Beginning at the line containing "What text is on this page?", output every line to the end of the data below exactly as it appears.

• **Exercise inputs**
○ ○ ○ ○ ○

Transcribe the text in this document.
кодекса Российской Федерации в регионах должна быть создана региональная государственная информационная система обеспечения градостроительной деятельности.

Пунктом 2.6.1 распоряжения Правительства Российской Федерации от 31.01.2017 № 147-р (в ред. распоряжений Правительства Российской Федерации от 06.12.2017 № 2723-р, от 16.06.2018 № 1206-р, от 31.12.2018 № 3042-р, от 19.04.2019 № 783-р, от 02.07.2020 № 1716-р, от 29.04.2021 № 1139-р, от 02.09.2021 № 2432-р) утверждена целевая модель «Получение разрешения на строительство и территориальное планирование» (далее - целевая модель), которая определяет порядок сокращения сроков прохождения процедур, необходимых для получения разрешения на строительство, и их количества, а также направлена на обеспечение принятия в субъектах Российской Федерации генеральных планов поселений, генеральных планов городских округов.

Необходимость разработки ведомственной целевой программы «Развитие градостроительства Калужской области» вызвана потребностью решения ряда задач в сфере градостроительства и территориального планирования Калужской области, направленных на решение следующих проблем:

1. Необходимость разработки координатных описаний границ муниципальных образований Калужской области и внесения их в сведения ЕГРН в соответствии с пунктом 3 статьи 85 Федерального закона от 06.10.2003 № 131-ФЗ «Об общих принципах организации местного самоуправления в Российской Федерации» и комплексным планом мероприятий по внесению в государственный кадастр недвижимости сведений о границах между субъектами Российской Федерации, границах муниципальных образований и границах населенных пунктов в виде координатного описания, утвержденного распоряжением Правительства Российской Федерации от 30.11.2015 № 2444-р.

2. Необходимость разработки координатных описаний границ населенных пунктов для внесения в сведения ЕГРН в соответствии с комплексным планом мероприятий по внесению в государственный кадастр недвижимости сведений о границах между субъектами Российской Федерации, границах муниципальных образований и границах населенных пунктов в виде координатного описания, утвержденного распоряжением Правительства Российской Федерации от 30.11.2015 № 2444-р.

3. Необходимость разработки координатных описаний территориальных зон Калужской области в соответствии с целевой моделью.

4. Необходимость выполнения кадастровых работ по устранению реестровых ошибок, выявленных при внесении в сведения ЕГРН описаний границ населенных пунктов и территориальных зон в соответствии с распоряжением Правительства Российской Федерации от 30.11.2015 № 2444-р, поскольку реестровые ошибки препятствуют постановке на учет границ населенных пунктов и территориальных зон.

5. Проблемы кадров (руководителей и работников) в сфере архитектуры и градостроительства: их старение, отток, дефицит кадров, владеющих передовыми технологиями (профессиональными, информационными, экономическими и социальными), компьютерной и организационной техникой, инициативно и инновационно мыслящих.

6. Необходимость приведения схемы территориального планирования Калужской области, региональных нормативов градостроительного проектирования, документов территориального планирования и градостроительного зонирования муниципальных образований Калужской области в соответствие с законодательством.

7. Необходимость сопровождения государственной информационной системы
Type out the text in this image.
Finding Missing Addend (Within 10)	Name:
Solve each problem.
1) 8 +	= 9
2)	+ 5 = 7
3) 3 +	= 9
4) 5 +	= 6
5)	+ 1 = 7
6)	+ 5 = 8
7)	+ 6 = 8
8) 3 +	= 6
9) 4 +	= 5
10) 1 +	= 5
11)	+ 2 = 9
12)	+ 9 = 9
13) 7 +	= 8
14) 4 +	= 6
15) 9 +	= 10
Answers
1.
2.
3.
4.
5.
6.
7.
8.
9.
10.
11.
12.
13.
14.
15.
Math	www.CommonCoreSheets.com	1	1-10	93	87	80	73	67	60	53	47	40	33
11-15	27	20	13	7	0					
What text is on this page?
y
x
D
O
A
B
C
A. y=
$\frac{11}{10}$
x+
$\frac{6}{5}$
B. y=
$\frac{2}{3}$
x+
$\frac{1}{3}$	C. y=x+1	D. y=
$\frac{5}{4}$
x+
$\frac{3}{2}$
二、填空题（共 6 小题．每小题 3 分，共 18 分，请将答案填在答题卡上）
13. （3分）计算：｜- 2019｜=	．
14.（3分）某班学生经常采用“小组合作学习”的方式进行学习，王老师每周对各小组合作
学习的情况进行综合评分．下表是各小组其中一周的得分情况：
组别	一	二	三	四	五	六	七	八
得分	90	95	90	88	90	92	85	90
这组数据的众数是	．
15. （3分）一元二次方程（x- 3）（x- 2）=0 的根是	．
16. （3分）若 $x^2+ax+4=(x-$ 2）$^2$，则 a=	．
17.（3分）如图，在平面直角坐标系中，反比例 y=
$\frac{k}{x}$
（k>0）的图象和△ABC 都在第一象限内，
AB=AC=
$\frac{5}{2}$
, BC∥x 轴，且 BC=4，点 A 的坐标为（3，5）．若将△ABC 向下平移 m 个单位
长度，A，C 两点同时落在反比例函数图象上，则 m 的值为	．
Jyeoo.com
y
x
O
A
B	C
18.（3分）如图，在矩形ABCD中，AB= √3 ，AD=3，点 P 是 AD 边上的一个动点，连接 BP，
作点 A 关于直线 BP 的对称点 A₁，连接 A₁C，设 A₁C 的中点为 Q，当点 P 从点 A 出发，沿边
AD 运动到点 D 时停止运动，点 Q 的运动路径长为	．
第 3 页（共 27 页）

○ ○ ○ ○ ○

• **Complete output**
What text is on this page?
y
x
D
O
A
B
C
A. y=
$\frac{11}{10}$
x+
$\frac{6}{5}$
B. y=
$\frac{2}{3}$
x+
$\frac{1}{3}$	C. y=x+1	D. y=
$\frac{5}{4}$
x+
$\frac{3}{2}$
二、填空题（共 6 小题．每小题 3 分，共 18 分，请将答案填在答题卡上）
13. （3分）计算：｜- 2019｜=	．
14.（3分）某班学生经常采用“小组合作学习”的方式进行学习，王老师每周对各小组合作
学习的情况进行综合评分．下表是各小组其中一周的得分情况：
组别	一	二	三	四	五	六	七	八
得分	90	95	90	88	90	92	85	90
这组数据的众数是	．
15. （3分）一元二次方程（x- 3）（x- 2）=0 的根是	．
16. （3分）若 $x^2+ax+4=(x-$ 2）$^2$，则 a=	．
17.（3分）如图，在平面直角坐标系中，反比例 y=
$\frac{k}{x}$
（k>0）的图象和△ABC 都在第一象限内，
AB=AC=
$\frac{5}{2}$
, BC∥x 轴，且 BC=4，点 A 的坐标为（3，5）．若将△ABC 向下平移 m 个单位
长度，A，C 两点同时落在反比例函数图象上，则 m 的值为	．
Jyeoo.com
y
x
O
A
B	C
18.（3分）如图，在矩形ABCD中，AB= √3 ，AD=3，点 P 是 AD 边上的一个动点，连接 BP，
作点 A 关于直线 BP 的对称点 A₁，连接 A₁C，设 A₁C 的中点为 Q，当点 P 从点 A 出发，沿边
AD 运动到点 D 时停止运动，点 Q 的运动路径长为	．
第 3 页（共 27 页）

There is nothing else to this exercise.